__THE PROBLEM__
Lift every line from the entries that includes the word "treated".

___

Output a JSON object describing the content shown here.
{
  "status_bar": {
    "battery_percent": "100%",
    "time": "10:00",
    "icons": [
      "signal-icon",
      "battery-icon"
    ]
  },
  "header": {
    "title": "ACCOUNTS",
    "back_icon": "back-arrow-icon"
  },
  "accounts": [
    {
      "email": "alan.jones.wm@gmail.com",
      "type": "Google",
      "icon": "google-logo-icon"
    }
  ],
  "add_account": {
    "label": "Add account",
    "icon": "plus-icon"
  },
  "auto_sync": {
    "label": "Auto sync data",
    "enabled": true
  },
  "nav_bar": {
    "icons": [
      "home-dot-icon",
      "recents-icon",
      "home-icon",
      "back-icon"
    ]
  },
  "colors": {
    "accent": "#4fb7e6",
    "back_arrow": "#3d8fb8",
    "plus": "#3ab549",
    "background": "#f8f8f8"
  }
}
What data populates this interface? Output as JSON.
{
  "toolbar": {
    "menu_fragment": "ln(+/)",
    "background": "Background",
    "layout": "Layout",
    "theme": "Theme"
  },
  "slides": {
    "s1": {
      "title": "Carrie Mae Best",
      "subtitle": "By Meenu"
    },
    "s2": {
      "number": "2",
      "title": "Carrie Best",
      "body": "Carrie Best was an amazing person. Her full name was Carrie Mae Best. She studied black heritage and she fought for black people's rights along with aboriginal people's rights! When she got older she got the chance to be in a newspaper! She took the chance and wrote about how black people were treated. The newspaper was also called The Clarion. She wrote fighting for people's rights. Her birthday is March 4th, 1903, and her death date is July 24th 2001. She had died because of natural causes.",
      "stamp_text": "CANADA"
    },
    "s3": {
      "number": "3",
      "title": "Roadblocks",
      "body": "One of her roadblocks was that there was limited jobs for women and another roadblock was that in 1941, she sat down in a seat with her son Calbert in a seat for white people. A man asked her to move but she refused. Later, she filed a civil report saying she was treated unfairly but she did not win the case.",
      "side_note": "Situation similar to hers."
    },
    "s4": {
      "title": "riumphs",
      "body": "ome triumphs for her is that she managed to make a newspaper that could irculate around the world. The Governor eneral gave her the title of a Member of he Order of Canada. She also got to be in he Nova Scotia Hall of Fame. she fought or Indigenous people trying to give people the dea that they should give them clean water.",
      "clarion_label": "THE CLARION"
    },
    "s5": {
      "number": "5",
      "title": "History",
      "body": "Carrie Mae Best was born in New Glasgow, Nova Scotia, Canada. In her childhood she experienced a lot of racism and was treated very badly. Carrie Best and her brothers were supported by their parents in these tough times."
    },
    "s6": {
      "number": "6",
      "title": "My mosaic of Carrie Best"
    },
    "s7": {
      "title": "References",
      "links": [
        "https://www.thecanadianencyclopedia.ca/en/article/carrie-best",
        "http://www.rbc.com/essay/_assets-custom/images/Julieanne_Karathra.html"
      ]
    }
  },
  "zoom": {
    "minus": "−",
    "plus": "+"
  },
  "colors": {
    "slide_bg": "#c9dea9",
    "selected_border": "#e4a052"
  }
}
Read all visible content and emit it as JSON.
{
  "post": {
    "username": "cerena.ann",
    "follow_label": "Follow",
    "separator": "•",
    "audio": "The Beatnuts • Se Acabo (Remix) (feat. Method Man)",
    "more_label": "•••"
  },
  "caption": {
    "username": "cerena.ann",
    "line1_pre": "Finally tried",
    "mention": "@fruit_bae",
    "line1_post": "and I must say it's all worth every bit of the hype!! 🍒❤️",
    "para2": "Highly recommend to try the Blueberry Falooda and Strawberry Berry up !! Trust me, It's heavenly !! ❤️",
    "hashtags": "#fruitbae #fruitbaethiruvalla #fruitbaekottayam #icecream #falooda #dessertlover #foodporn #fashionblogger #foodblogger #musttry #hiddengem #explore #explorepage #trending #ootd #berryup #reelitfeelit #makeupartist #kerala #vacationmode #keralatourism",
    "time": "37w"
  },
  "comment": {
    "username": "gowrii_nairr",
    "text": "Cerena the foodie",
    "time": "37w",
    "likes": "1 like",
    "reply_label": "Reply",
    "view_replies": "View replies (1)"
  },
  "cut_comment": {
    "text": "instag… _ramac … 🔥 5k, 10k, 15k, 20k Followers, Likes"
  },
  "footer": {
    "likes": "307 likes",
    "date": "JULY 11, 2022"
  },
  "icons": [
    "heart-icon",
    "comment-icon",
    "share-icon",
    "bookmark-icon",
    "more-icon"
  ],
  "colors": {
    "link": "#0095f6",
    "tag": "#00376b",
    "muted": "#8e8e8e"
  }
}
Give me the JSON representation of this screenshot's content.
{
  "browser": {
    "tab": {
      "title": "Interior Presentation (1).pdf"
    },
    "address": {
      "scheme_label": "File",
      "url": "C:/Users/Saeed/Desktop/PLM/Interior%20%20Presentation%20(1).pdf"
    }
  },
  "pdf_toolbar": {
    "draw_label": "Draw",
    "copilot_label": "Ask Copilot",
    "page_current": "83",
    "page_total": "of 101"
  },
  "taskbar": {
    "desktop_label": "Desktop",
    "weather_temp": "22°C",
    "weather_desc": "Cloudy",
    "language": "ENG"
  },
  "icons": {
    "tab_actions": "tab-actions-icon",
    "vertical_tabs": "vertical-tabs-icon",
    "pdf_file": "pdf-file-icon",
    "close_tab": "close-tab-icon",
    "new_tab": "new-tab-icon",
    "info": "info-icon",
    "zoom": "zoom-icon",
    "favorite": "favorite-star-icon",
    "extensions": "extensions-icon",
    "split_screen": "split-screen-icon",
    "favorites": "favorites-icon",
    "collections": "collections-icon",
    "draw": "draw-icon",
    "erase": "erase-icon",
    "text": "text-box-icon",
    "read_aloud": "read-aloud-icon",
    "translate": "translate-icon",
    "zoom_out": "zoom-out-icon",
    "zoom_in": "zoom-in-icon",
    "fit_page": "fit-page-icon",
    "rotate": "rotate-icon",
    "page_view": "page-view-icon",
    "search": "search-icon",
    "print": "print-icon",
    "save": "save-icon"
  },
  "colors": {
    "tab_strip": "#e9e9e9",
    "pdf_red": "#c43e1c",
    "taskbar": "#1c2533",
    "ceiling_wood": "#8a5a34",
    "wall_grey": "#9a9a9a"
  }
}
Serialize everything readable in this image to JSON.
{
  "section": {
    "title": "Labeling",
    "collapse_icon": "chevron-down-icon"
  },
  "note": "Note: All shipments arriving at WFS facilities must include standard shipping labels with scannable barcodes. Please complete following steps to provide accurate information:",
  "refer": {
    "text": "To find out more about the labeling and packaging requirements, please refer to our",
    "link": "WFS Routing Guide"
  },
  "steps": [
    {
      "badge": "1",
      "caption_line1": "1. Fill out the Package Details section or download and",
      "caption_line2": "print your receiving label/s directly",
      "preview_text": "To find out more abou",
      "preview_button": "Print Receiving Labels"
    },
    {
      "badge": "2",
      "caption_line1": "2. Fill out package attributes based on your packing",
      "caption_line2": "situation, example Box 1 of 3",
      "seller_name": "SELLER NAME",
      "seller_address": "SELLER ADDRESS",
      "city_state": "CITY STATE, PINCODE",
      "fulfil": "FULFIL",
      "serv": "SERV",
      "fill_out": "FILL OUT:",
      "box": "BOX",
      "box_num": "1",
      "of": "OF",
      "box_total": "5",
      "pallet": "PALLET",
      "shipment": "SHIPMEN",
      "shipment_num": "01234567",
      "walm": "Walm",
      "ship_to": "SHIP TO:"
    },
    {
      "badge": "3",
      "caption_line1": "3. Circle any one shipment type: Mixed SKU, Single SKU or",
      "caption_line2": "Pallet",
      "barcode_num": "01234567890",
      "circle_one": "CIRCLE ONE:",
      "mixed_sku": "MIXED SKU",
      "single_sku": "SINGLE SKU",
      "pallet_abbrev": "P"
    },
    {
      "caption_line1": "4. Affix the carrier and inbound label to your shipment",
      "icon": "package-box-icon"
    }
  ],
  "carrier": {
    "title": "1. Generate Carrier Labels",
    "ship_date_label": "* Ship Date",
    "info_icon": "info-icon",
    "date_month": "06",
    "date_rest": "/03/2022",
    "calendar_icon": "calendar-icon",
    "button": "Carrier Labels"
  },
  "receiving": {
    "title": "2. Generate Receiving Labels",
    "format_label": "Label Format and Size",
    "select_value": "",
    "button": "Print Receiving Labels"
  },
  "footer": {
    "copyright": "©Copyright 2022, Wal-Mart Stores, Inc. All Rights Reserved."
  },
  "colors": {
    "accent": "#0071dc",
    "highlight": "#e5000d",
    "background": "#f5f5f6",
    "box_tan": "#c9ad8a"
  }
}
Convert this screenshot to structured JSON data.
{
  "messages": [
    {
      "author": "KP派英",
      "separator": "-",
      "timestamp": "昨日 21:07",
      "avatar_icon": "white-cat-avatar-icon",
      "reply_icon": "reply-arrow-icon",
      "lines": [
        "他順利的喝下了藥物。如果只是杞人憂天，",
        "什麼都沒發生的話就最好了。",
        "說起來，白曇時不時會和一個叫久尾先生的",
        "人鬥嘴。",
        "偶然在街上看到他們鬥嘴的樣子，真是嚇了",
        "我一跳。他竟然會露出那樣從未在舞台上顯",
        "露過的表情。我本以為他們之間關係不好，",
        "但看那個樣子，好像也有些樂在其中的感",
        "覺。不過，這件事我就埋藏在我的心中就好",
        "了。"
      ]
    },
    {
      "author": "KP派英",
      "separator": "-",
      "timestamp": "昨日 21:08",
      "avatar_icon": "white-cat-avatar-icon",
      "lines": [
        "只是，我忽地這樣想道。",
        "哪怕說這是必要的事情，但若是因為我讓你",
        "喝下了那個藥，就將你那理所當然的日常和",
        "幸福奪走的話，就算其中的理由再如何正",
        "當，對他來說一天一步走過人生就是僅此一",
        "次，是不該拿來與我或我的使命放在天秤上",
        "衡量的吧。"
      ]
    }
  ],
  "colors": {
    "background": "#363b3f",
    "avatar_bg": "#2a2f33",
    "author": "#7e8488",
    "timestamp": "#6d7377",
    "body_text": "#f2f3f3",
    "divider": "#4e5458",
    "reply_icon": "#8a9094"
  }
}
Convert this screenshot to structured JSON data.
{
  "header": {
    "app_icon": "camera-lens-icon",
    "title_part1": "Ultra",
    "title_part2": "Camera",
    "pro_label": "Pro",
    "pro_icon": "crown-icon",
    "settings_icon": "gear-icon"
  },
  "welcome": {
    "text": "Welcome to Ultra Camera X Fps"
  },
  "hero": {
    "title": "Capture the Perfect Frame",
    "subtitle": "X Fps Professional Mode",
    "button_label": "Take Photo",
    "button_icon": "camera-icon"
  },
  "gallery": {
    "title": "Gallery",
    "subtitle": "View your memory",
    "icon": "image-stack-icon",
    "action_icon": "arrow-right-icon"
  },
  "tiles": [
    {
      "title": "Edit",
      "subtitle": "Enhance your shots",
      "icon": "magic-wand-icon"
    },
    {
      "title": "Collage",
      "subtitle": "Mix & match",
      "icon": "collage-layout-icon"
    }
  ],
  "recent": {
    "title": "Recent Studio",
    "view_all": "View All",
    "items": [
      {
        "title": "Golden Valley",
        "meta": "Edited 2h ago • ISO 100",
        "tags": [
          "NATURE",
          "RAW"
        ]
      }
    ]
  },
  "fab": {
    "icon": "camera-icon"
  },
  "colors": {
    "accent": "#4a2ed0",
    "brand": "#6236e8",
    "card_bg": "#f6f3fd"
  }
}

___

__RESULT__
      "body": "Carrie Best was an amazing person. Her full name was Carrie Mae Best. She studied black heritage and she fought for black people's rights along with aboriginal people's rights! When she got older she got the chance to be in a newspaper! She took the chance and wrote about how black people were treated. The newspaper was also called The Clarion. She wrote fighting for people's rights. Her birthday is March 4th, 1903, and her death date is July 24th 2001. She had died because of natural causes.",
      "body": "One of her roadblocks was that there was limited jobs for women and another roadblock was that in 1941, she sat down in a seat with her son Calbert in a seat for white people. A man asked her to move but she refused. Later, she filed a civil report saying she was treated unfairly but she did not win the case.",
      "body": "Carrie Mae Best was born in New Glasgow, Nova Scotia, Canada. In her childhood she experienced a lot of racism and was treated very badly. Carrie Best and her brothers were supported by their parents in these tough times."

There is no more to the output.